Lines of data
—————

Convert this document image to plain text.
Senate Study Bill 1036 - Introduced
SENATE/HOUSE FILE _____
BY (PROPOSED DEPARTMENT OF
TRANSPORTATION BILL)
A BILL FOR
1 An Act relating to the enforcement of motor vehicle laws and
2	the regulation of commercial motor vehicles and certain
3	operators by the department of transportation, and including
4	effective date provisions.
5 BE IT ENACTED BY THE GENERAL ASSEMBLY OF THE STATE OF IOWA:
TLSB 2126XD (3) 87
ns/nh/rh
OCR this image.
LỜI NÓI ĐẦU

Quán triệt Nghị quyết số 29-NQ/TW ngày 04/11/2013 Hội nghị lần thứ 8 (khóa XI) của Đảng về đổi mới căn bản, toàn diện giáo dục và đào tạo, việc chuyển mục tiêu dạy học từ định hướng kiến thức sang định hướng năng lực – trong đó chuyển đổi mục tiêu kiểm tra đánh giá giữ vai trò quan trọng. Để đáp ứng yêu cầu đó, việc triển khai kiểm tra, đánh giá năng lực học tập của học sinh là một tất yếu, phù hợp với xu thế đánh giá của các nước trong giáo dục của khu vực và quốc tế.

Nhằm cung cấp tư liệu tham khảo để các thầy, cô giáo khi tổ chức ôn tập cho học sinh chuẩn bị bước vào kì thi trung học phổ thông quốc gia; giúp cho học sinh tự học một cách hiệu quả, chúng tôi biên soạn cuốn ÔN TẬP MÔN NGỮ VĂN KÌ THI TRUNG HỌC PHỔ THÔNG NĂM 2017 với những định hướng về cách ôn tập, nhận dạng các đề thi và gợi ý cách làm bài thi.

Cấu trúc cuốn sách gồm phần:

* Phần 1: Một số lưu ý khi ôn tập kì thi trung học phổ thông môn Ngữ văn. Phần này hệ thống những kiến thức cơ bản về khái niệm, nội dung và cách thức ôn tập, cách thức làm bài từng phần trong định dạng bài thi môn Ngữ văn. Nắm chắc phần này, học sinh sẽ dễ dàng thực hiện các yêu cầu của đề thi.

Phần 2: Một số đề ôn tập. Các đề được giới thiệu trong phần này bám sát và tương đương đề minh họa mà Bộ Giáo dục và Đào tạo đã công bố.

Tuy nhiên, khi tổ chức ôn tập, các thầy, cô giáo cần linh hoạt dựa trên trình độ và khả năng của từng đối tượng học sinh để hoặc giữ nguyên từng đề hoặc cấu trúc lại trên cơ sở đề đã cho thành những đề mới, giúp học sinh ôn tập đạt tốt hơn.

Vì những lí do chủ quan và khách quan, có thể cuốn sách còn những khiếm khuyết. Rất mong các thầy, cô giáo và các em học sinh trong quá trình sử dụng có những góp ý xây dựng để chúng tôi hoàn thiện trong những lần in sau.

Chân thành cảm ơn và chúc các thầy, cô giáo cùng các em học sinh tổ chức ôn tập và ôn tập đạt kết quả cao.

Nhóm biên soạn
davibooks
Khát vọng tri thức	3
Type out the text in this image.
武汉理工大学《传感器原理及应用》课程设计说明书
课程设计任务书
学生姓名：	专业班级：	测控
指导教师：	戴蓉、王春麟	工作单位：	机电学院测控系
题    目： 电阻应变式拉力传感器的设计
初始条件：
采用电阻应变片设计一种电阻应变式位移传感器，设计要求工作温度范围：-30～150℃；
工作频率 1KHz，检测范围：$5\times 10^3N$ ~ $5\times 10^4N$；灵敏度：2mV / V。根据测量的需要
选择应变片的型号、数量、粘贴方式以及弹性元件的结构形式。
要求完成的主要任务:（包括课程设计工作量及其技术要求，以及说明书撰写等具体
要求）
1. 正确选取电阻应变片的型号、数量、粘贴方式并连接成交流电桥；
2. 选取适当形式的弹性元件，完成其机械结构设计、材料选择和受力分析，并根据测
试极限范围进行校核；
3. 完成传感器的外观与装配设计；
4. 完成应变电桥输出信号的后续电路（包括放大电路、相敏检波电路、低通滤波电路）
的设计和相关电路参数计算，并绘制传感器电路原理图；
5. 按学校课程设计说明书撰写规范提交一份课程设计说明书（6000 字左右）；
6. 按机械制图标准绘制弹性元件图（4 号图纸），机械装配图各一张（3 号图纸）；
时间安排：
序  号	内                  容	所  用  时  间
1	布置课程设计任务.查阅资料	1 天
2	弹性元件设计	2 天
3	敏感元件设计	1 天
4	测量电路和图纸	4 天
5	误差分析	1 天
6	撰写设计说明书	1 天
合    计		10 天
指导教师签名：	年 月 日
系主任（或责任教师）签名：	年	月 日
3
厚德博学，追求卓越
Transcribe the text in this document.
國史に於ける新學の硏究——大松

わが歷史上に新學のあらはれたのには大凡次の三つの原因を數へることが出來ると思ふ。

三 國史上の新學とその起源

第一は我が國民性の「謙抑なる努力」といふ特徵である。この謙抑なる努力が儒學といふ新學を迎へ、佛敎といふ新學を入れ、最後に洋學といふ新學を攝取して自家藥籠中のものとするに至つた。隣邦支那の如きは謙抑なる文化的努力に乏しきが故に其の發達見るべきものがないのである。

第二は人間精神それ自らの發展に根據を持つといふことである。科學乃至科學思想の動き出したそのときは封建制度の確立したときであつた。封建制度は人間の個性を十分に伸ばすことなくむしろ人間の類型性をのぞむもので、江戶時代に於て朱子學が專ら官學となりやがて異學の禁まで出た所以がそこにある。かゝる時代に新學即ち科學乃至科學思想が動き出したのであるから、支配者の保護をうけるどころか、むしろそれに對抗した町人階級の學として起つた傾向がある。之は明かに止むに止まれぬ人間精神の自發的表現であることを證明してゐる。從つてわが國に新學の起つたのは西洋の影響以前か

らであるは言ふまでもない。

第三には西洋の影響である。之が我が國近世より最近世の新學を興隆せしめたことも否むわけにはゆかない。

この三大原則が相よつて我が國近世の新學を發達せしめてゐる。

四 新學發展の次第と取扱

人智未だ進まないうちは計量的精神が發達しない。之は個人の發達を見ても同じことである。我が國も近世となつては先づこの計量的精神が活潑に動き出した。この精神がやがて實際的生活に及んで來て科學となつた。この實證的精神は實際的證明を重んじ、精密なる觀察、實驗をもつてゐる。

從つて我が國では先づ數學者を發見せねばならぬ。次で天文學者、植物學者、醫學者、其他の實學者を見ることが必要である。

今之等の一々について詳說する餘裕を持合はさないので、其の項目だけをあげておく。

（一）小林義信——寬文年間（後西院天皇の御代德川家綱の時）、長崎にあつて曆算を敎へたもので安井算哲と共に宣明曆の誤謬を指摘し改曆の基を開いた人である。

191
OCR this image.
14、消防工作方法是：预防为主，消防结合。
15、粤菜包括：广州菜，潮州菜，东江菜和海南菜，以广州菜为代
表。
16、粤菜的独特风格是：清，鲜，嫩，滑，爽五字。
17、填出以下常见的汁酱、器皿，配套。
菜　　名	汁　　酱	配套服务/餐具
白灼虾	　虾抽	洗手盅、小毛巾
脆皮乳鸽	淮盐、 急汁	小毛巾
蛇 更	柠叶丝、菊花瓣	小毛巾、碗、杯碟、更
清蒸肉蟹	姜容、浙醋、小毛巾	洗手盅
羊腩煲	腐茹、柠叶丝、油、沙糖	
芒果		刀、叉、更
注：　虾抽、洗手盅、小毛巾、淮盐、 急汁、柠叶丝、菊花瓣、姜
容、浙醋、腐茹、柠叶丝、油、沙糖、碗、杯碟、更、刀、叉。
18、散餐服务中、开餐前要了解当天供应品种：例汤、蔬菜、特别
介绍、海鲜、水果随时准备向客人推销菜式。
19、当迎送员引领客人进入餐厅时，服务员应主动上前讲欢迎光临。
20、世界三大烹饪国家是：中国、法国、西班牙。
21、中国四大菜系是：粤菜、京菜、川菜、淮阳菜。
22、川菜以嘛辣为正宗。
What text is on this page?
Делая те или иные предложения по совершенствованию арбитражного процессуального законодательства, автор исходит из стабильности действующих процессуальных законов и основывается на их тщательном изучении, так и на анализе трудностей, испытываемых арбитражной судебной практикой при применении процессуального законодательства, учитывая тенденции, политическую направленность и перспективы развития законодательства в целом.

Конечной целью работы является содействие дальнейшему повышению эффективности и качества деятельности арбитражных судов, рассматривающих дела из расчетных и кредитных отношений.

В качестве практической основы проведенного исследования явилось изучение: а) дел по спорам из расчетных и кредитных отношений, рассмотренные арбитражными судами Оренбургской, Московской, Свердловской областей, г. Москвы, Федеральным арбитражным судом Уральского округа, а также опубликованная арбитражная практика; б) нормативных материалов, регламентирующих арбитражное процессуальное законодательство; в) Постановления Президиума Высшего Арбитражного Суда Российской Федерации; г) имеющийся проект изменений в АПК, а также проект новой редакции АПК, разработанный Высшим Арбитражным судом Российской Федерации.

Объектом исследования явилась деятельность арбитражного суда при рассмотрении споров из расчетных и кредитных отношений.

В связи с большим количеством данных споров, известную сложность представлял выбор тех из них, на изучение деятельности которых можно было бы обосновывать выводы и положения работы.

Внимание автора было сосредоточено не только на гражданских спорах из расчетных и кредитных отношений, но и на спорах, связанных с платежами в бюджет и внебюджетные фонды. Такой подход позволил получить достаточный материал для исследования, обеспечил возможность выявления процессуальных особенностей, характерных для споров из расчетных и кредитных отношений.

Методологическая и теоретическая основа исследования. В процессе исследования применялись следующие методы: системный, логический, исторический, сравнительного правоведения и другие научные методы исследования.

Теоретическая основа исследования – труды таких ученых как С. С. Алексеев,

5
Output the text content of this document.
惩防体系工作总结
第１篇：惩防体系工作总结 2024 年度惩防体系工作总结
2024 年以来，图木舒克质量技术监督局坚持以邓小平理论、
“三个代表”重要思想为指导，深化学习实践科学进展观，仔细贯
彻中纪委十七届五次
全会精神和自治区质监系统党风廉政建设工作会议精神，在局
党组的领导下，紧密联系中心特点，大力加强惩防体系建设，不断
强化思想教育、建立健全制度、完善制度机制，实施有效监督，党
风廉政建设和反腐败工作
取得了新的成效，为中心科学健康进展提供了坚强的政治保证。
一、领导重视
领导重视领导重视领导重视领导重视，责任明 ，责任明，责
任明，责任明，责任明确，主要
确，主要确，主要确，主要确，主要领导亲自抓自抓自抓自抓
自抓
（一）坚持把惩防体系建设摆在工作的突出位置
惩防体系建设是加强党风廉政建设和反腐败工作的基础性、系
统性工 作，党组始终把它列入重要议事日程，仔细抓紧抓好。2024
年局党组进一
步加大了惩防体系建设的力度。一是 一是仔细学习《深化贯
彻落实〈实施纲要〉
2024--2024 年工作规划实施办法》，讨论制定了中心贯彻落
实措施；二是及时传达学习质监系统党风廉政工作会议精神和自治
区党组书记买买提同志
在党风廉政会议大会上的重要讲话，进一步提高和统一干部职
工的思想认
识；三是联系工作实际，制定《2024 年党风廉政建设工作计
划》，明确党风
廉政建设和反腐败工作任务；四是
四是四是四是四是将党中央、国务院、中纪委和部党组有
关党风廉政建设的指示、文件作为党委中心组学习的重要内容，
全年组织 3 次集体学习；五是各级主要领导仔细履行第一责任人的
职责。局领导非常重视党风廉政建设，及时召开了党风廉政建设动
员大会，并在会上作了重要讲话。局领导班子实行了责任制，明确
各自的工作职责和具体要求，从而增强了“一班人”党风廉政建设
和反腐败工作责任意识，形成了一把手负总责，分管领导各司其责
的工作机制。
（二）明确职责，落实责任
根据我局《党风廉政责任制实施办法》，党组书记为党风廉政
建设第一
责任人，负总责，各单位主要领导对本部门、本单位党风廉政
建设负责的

—————

What this task involves
Locate the word "trúc" in the records and collect each line it appears in.

Solved problem
Cấu trúc cuốn sách gồm phần:
Tuy nhiên, khi tổ chức ôn tập, các thầy, cô giáo cần linh hoạt dựa trên trình độ và khả năng của từng đối tượng học sinh để hoặc giữ nguyên từng đề hoặc cấu trúc lại trên cơ sở đề đã cho thành những đề mới, giúp học sinh ôn tập đạt tốt hơn.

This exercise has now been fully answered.